#### AIM OF THE EXERCISE
Pull out every line containing the string "your".

Collected data entries
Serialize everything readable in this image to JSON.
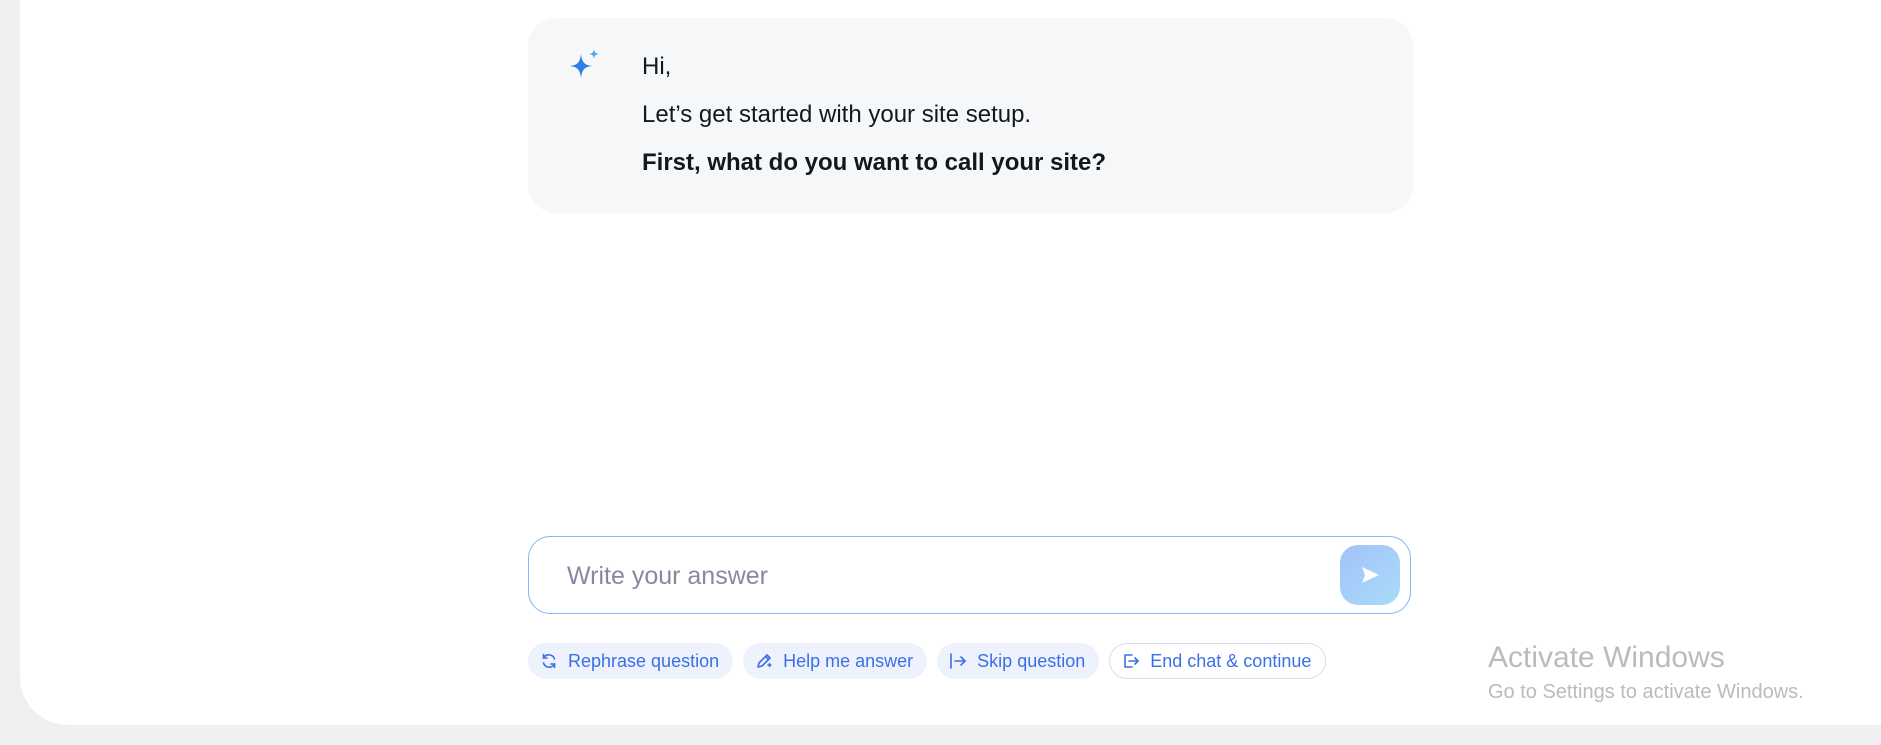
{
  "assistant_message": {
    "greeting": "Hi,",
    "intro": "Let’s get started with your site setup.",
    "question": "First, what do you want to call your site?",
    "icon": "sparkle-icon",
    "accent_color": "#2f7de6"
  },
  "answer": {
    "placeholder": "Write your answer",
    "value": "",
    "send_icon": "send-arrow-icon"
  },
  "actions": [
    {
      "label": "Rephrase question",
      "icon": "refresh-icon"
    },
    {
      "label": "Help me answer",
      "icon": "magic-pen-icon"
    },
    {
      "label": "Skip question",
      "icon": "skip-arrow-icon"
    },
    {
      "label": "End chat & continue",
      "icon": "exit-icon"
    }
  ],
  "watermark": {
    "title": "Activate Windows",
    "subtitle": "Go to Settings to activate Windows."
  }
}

#### SOLUTION TO THE PROBLEM
    "intro": "Let’s get started with your site setup.",
    "question": "First, what do you want to call your site?",
    "placeholder": "Write your answer",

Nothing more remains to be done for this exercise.